A Moderately Hilarious Problem

Posted on 13/02/2014 by


Gilligan opens the front door.
Me: I have a moderately hilarious problem.
Gilligan: Did you lock yourself out of the house?
Me: Nooo… See? Keys. (Holds them up.) I dropped my phone in the sink.
Gilligan: Ah.
Me: And then I was going to put it in some rice. But it turns out we don’t have any rice.
Gilligan: Come on in.

The worst part is, this is that second time it’s happened. The first time I sneezed at an inconvenient moment. Which was worse than that time I sneezed and changed lanes. but not as bad as the time I sneezed so hard I tore an intercostal muscle.*

This time I was just not as coordinated as I might be in navigating my bathroom. Well. That’s the short version of the saga. The long version involves burnt feet, congested mobile service, and a severe sleep debt. By the end of which I decided that it wasn’t that I shouldn’t be allowed to operate tech near water, it’s that I shouldn’t be allowed to operate me period when I’m that sleep deprived.

Which is to say: I need a nap. And also, you should probably not try to call my phone for a few days while I get a new one. I’ll try to keep this one out of the bathroom. And the kitchen. And the rain. And away from the river. And no fountains. Maybe no restaurants… Or I could just… sleep. Sleep is good. I’m going to sleep now.


* I’ve spent my whole life having doctors look at my funny for one reason or another, but I think that marks the point where they started to laugh. Seriously, he figured out what happened and then almost fell out of his chair cause he was snickering so hard. My current doctor is much better. She just shakes her head fondly and says, “You’re so weird. You know, medically.” I tend to reassure her that I’m pretty weird most ways, so it’s not out of character.

**Record set**.
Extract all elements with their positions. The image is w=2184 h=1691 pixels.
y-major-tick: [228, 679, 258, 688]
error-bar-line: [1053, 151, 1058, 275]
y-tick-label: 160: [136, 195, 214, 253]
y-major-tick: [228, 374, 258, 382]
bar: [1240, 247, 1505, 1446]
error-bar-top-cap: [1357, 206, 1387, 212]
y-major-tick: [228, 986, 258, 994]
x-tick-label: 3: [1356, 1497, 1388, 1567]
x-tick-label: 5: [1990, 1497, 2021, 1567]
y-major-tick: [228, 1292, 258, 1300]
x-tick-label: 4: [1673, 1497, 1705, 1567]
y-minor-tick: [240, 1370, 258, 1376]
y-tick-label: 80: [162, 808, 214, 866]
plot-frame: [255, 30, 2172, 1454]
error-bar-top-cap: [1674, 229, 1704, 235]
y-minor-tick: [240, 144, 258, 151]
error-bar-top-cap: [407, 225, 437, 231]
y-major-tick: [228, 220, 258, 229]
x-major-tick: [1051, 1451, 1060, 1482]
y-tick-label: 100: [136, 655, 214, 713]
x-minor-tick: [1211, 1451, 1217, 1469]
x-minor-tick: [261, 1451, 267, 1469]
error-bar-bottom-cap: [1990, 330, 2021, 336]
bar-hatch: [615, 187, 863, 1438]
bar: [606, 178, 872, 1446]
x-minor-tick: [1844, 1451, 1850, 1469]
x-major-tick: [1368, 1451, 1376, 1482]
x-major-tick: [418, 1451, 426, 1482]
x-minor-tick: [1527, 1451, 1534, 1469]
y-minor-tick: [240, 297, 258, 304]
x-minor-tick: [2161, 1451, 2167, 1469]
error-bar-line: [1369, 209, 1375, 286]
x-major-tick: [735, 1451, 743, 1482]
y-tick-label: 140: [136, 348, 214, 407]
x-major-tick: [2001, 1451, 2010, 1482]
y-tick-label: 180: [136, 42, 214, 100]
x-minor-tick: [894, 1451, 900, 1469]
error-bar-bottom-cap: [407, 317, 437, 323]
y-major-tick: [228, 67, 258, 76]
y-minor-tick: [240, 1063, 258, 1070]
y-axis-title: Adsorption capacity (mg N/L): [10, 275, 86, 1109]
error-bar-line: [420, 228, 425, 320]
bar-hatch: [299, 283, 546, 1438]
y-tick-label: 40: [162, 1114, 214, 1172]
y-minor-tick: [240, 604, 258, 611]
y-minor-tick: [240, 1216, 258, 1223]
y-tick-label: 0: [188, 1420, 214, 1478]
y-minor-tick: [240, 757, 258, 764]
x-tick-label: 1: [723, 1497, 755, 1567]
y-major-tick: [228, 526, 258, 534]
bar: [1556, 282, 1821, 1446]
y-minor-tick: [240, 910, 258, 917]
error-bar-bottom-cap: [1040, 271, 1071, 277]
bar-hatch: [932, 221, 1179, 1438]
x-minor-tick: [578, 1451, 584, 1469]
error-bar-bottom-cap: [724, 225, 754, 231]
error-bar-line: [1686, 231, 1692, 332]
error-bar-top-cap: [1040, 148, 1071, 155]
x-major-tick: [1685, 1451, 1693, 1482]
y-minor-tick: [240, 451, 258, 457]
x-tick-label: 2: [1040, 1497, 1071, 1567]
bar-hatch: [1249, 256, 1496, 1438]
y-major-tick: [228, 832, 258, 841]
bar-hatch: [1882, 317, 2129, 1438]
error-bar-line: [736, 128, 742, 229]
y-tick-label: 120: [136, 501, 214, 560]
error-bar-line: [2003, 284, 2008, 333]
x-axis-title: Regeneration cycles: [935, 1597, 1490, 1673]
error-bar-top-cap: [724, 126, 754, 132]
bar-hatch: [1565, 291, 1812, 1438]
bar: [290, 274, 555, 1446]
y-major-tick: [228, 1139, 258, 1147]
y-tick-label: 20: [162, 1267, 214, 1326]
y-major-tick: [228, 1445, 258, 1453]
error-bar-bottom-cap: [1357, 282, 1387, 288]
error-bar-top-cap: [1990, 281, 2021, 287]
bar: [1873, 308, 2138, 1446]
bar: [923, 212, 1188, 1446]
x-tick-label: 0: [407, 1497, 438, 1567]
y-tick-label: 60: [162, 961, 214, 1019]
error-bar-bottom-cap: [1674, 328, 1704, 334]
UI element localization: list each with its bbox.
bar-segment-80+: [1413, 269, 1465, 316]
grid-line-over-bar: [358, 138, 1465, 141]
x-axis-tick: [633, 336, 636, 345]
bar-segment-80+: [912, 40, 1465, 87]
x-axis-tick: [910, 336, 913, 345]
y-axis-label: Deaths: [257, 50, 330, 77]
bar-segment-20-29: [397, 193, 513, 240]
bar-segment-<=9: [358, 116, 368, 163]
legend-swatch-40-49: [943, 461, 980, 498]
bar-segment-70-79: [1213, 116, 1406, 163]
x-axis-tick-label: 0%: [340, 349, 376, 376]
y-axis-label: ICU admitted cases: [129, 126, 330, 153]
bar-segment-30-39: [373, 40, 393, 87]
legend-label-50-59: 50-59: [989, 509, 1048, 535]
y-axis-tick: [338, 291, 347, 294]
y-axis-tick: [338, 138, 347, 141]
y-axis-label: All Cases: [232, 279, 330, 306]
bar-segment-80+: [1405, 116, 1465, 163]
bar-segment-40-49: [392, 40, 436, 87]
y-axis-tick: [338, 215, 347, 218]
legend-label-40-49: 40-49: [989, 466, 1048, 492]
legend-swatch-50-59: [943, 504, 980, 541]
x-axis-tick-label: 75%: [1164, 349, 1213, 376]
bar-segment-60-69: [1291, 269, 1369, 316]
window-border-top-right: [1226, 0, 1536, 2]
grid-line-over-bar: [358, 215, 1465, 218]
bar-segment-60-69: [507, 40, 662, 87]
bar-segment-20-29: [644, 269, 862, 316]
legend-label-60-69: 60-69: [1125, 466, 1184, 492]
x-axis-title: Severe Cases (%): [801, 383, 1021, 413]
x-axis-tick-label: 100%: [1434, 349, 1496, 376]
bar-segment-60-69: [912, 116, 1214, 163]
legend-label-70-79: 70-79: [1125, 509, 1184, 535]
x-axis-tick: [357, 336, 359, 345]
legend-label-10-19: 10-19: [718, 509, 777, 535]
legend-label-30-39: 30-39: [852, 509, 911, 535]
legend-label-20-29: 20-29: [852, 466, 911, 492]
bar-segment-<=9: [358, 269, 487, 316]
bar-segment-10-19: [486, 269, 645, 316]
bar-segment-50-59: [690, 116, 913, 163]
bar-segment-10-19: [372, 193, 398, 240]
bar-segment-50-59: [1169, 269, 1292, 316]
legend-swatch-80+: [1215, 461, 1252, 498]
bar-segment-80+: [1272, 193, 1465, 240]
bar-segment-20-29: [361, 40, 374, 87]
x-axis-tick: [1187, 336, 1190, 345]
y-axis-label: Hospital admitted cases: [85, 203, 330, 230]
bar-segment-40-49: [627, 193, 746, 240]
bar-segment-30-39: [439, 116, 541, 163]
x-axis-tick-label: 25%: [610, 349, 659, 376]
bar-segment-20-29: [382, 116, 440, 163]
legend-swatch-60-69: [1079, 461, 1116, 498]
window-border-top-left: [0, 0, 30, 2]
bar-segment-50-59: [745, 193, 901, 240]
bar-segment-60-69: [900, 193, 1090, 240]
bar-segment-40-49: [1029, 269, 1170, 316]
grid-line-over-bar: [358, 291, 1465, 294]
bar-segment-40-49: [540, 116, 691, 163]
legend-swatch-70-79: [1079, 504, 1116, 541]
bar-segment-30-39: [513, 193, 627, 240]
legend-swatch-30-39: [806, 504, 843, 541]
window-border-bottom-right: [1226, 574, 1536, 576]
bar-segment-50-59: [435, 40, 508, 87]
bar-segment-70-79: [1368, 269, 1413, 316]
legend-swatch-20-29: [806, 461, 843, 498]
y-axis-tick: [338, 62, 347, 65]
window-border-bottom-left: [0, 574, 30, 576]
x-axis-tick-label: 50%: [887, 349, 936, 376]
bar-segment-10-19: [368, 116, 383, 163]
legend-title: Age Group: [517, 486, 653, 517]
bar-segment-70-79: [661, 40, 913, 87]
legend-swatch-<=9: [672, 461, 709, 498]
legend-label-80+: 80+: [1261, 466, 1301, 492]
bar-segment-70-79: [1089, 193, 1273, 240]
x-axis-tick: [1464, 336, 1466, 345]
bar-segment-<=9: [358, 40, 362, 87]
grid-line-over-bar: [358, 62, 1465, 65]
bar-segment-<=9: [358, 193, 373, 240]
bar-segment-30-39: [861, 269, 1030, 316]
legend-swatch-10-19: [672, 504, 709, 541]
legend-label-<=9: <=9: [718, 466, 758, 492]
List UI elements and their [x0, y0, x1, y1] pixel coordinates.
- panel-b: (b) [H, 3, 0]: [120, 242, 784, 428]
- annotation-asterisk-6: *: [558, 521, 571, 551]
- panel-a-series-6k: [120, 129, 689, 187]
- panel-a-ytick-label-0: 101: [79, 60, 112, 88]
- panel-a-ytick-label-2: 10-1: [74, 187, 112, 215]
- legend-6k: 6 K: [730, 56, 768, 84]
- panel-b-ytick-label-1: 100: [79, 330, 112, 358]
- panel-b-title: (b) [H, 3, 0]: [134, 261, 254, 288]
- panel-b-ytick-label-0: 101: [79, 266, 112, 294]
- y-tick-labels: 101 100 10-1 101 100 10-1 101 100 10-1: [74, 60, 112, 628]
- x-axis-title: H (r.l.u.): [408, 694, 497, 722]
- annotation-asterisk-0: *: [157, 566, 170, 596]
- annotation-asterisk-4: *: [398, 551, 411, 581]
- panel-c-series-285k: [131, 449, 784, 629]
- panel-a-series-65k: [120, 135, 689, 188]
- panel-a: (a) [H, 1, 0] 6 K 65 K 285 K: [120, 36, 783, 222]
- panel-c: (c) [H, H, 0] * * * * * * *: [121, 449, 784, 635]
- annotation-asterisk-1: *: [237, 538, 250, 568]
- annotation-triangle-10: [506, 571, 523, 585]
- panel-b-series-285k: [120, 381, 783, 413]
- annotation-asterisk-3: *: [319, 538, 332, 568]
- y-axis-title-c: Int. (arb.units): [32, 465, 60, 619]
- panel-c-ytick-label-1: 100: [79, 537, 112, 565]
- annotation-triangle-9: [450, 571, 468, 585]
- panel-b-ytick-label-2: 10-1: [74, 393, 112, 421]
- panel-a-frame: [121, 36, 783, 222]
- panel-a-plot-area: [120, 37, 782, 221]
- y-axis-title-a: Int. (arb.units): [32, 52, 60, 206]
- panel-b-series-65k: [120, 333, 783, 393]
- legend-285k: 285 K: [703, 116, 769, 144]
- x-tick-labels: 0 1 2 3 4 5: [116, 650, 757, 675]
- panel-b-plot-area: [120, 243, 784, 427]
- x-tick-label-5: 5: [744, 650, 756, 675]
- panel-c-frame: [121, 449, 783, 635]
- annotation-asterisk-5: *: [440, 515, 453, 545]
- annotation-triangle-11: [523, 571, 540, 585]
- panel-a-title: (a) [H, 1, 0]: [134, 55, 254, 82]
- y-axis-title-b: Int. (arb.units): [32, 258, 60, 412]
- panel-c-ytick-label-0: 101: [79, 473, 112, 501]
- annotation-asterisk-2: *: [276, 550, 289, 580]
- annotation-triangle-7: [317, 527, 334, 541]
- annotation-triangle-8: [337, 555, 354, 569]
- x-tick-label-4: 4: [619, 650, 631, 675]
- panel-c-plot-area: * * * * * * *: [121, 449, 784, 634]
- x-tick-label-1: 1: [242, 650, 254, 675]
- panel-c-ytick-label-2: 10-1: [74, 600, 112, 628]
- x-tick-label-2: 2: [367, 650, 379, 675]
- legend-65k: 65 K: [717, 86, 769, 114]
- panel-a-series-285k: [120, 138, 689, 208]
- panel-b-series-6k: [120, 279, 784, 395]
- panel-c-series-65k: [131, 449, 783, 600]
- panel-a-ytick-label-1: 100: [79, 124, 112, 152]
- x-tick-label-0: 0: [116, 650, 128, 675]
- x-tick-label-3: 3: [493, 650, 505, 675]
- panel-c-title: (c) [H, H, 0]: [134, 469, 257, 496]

**Required work**.
A. Reproduce, word for word, the stretch of the post about the dropped phone from "Which is to" through "out of character.".
B. According to the post about the dropped phone, what was the writer going to put the phone in after dropping it in the sink?

**Answers to the problems**.
A.
Which is to say: I need a nap. And also, you should probably not try to call my phone for a few days while I get a new one. I’ll try to keep this one out of the bathroom. And the kitchen. And the rain. And away from the river. And no fountains. Maybe no restaurants… Or I could just… sleep. Sleep is good. I’m going to sleep now.


* I’ve spent my whole life having doctors look at my funny for one reason or another, but I think that marks the point where they started to laugh. Seriously, he figured out what happened and then almost fell out of his chair cause he was snickering so hard. My current doctor is much better. She just shakes her head fondly and says, “You’re so weird. You know, medically.” I tend to reassure her that I’m pretty weird most ways, so it’s not out of character.

B. Some rice.